**TASK GOAL:** For the data below, report the number of lines that contain the string "fans" and nothing else.
## BEGIN LISTING
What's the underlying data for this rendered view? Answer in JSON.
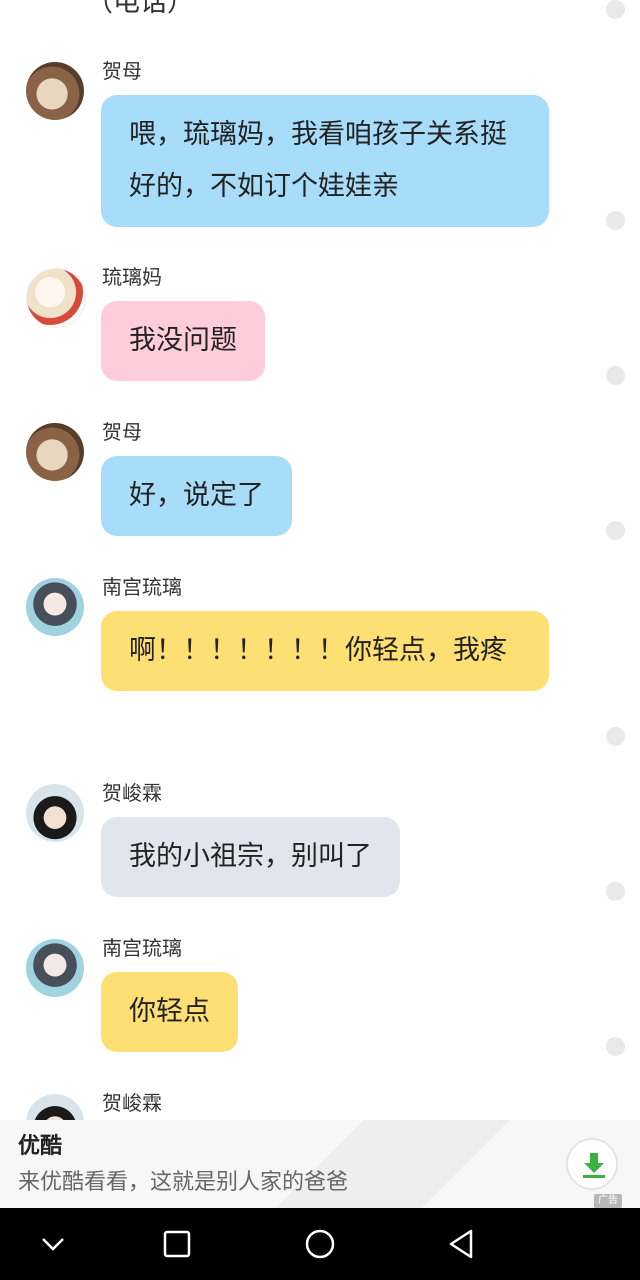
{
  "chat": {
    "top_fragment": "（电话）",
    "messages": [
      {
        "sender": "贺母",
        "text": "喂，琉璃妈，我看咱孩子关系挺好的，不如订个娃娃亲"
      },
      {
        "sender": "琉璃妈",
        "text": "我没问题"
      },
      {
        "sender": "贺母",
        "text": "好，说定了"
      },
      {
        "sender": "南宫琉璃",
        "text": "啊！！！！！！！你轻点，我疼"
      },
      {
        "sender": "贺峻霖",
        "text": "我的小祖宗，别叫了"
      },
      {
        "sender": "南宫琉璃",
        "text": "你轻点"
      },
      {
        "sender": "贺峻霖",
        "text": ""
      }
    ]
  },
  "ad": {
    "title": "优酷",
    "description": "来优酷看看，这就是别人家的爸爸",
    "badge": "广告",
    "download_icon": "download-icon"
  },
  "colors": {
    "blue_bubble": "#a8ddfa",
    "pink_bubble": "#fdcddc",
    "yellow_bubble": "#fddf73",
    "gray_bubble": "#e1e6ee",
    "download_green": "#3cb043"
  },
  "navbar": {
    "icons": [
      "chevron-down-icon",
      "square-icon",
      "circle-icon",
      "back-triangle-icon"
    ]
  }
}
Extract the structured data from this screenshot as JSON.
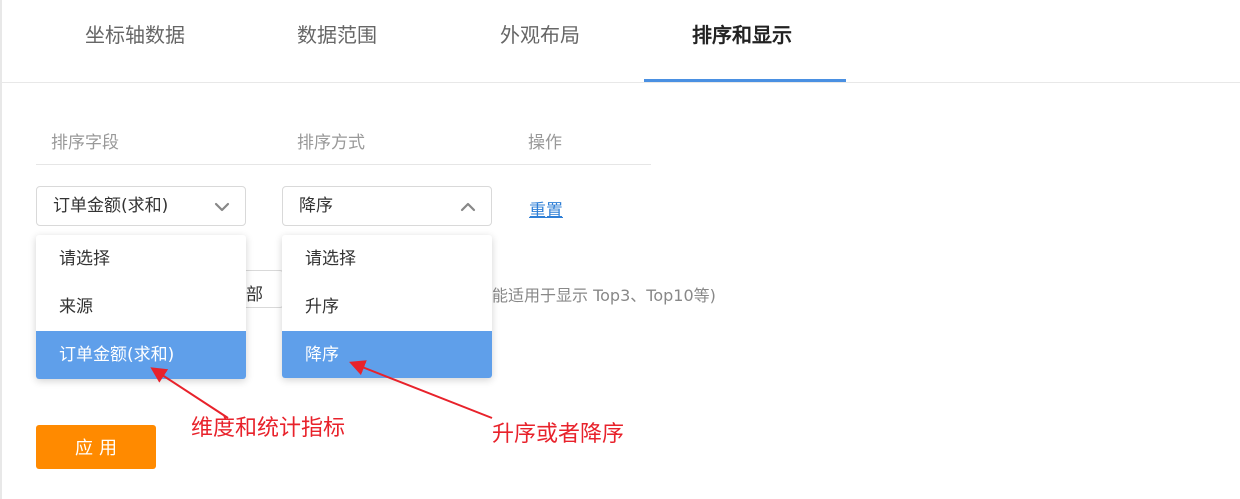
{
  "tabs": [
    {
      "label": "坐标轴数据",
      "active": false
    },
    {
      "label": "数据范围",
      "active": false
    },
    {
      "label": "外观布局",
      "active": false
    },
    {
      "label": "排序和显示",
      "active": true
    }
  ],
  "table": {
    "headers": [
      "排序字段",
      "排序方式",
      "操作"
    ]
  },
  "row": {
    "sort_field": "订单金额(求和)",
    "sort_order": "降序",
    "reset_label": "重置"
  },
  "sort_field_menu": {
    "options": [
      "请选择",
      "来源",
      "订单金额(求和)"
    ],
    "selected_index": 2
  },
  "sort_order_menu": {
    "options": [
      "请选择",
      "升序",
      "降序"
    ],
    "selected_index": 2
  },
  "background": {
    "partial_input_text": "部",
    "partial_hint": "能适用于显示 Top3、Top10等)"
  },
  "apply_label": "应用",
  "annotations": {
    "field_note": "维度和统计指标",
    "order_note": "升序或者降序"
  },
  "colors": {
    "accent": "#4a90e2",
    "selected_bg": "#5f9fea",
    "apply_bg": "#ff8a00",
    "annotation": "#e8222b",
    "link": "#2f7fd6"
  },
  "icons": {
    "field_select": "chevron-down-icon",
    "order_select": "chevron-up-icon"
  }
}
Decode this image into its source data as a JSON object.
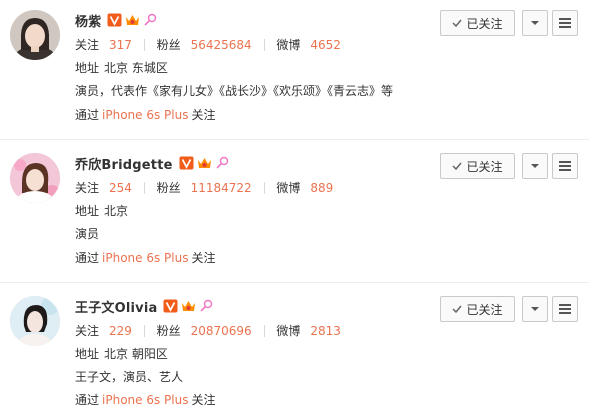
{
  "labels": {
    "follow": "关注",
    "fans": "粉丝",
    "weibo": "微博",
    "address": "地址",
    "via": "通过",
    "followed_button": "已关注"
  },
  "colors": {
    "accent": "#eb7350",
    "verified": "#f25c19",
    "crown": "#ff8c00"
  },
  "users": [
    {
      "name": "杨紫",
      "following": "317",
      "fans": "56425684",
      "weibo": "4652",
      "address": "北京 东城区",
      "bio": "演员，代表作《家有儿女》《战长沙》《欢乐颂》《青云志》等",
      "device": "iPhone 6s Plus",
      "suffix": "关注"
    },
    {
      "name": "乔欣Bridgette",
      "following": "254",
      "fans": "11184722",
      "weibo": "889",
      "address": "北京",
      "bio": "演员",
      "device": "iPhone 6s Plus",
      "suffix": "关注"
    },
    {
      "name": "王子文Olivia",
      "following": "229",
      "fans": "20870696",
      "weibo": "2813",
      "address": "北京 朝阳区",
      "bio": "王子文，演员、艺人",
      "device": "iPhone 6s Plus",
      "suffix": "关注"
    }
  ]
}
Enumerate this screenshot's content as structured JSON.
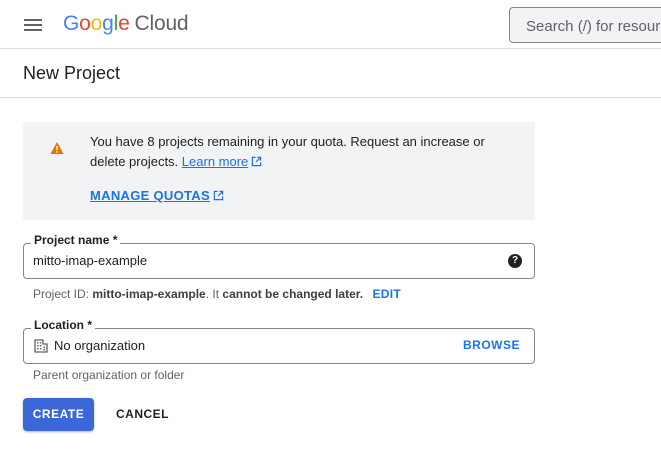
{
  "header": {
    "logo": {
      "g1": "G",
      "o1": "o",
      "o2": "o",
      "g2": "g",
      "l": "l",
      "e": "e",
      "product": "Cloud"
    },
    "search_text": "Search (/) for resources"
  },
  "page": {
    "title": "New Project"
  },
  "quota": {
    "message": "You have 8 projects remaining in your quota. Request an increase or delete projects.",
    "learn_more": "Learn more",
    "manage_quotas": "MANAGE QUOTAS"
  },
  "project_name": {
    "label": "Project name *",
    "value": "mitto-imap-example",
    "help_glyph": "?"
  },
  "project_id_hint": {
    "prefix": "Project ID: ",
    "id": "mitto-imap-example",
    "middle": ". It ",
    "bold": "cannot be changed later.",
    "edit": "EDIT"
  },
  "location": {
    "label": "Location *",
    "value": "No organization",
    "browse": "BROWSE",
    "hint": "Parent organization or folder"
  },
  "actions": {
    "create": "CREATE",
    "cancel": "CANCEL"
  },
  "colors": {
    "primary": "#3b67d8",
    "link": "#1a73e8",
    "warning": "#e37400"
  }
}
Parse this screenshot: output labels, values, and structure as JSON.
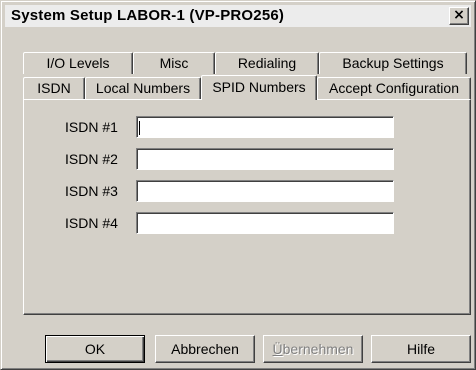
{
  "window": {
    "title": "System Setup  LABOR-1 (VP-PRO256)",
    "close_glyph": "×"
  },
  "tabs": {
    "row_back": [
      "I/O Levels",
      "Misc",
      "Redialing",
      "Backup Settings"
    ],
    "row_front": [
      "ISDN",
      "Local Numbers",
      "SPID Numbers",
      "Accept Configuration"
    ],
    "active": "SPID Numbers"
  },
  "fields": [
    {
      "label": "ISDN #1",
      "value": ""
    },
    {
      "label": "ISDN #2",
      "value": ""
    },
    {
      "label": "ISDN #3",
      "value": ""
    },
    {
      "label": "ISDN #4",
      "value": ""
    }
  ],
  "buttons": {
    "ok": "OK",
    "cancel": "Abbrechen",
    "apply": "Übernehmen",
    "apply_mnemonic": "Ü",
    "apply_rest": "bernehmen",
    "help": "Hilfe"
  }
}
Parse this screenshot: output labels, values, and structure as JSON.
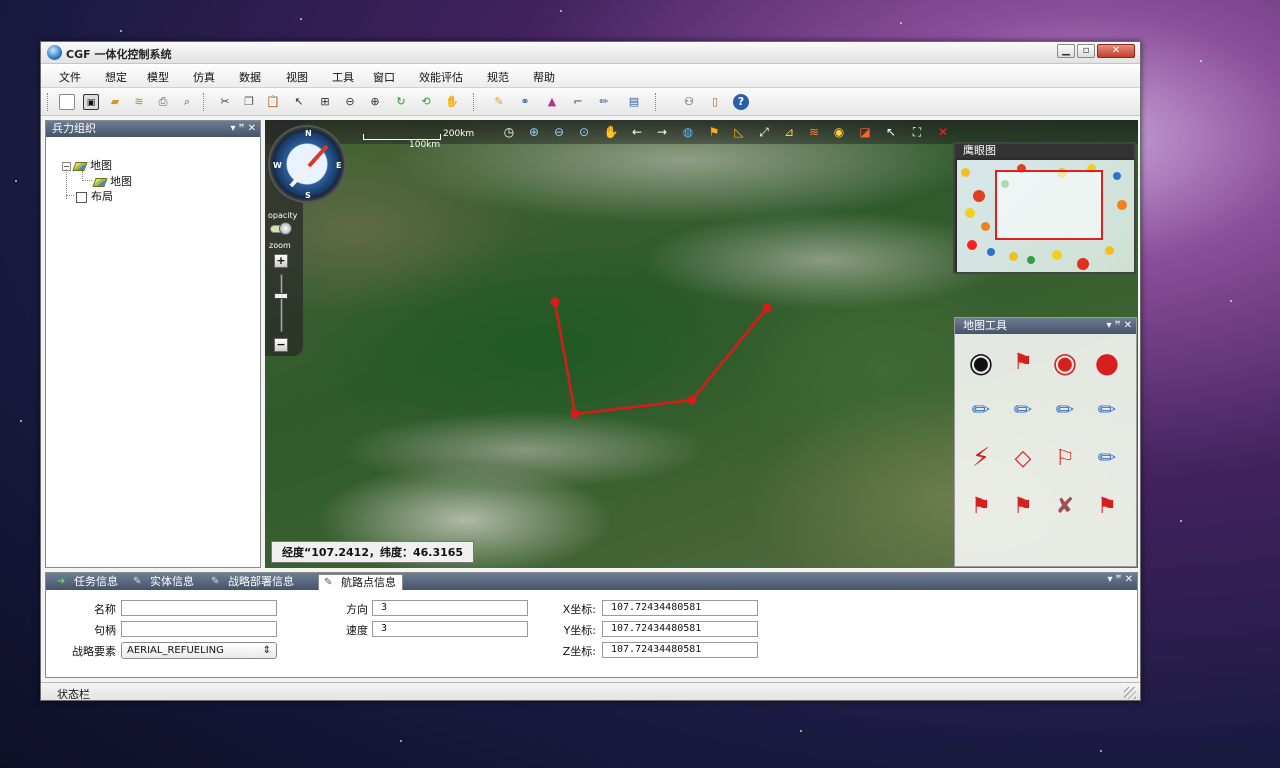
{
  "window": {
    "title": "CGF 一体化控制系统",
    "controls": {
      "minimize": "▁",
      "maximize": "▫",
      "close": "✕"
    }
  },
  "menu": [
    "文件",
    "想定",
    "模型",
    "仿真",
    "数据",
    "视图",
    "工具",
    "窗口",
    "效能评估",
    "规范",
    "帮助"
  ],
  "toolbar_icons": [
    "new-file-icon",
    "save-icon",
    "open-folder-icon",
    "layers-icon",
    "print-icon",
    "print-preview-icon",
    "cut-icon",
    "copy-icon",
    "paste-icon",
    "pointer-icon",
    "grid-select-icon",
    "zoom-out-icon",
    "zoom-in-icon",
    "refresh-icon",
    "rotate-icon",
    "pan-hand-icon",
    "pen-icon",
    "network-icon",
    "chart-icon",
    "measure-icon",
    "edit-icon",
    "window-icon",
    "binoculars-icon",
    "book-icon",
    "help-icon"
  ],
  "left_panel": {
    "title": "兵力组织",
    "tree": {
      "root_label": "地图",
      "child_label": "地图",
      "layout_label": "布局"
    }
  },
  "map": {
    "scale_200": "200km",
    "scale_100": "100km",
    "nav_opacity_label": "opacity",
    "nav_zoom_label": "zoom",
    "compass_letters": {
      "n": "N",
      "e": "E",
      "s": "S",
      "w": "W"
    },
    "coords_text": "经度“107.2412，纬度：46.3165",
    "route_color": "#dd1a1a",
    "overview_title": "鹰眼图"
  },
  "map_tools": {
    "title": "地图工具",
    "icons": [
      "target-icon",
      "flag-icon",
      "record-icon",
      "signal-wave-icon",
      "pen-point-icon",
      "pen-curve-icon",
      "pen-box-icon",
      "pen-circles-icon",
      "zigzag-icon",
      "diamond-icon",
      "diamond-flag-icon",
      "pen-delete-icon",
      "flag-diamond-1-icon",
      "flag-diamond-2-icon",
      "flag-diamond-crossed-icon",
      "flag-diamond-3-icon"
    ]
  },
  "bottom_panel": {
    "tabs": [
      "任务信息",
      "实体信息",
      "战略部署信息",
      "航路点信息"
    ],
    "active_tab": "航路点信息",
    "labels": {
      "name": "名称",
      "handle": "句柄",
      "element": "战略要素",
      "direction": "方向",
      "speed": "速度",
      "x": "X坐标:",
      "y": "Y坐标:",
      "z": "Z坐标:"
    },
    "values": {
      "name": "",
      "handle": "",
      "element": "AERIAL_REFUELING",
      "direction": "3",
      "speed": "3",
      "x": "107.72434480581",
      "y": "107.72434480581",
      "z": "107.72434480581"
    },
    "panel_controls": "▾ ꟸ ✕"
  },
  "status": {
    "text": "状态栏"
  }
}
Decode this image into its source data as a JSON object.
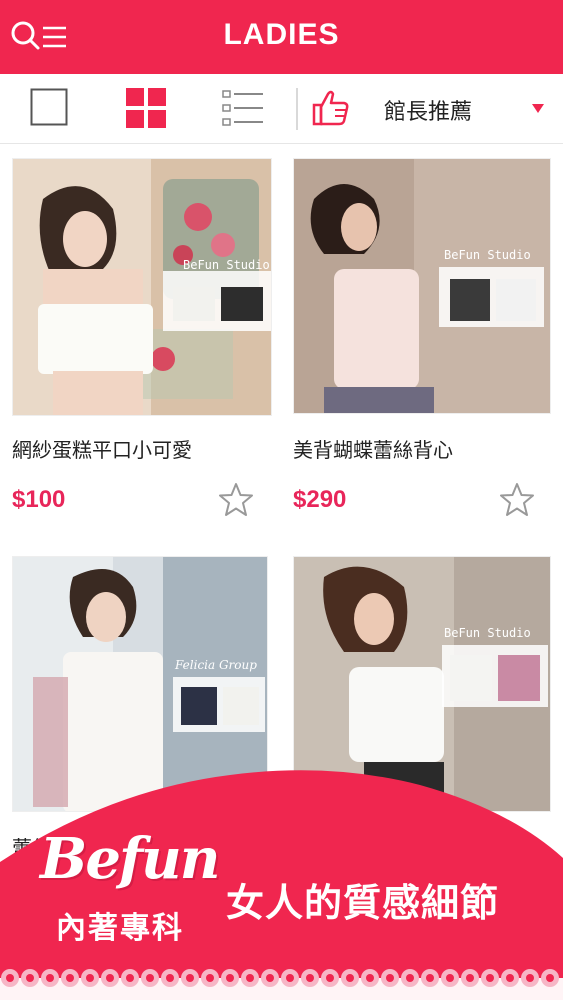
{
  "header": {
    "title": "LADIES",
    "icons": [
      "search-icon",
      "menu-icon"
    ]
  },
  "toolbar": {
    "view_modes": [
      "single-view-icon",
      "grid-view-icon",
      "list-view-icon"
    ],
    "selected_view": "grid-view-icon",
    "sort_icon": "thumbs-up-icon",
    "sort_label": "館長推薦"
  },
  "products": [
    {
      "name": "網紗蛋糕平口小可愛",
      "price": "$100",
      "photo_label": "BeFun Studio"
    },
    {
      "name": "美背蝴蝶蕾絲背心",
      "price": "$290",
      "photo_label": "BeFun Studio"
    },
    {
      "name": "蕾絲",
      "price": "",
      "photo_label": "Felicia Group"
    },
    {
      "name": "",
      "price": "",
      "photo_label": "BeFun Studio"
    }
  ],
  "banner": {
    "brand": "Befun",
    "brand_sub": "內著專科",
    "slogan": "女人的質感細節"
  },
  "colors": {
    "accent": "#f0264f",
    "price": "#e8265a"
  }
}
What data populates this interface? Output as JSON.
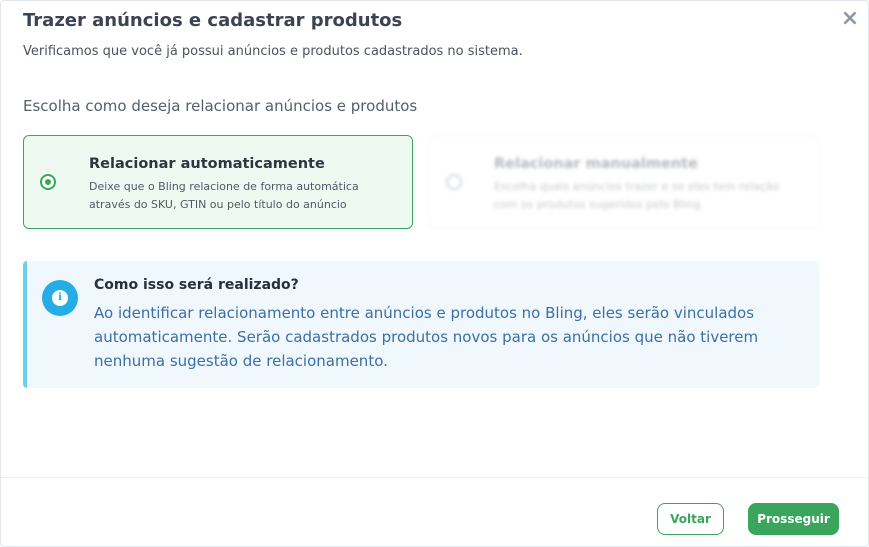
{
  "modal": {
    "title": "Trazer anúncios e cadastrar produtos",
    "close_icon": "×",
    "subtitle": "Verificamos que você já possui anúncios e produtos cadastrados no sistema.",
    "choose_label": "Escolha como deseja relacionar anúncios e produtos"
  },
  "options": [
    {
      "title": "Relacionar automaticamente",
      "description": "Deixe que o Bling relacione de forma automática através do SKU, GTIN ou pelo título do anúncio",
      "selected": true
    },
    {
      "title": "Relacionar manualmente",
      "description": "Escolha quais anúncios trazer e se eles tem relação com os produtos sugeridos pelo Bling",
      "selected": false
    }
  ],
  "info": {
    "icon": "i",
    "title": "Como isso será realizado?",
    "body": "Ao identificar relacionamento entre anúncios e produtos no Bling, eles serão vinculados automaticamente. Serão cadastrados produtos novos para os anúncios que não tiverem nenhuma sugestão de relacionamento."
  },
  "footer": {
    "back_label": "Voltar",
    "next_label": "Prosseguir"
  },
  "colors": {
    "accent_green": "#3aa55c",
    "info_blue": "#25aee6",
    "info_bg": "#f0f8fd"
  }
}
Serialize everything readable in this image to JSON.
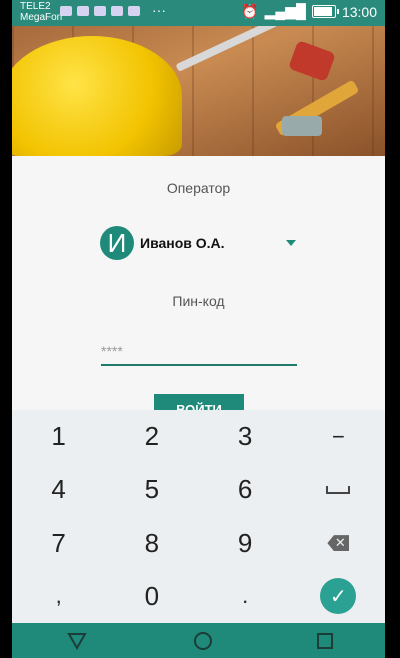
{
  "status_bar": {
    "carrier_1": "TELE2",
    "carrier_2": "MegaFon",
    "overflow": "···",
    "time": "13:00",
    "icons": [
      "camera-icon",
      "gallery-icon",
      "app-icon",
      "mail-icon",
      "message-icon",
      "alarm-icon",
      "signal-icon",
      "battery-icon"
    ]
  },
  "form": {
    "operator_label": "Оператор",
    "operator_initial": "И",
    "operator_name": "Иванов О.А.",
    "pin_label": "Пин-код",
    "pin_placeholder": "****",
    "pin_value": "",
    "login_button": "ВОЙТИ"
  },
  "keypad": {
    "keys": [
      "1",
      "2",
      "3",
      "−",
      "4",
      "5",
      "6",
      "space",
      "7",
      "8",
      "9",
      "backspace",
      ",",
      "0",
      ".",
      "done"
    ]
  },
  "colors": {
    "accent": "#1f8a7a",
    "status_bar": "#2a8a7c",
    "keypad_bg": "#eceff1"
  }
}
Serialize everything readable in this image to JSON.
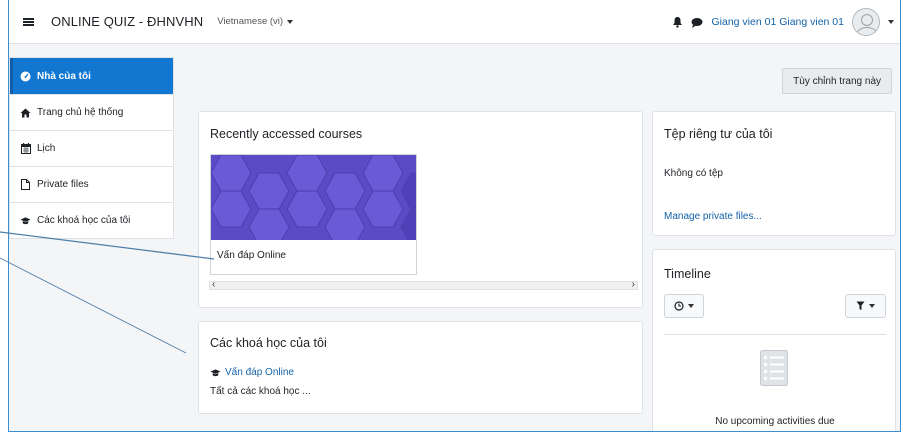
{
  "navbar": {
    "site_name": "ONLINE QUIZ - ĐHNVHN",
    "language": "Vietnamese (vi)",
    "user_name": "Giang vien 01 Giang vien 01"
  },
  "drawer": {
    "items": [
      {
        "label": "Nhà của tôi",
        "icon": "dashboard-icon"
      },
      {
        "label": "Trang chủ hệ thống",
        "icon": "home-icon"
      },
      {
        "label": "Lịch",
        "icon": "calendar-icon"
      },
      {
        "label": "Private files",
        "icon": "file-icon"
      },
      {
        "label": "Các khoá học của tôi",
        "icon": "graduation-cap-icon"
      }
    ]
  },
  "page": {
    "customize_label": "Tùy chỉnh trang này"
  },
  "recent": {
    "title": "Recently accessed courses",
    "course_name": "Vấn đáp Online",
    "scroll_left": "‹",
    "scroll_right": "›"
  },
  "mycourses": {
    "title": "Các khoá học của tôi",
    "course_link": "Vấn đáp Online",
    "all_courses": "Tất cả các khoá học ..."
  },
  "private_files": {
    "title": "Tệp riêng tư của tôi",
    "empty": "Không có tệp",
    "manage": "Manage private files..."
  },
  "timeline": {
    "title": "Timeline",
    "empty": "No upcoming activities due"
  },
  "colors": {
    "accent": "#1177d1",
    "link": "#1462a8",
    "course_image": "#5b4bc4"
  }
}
## END LISTING
**THE RESPONSE:** 4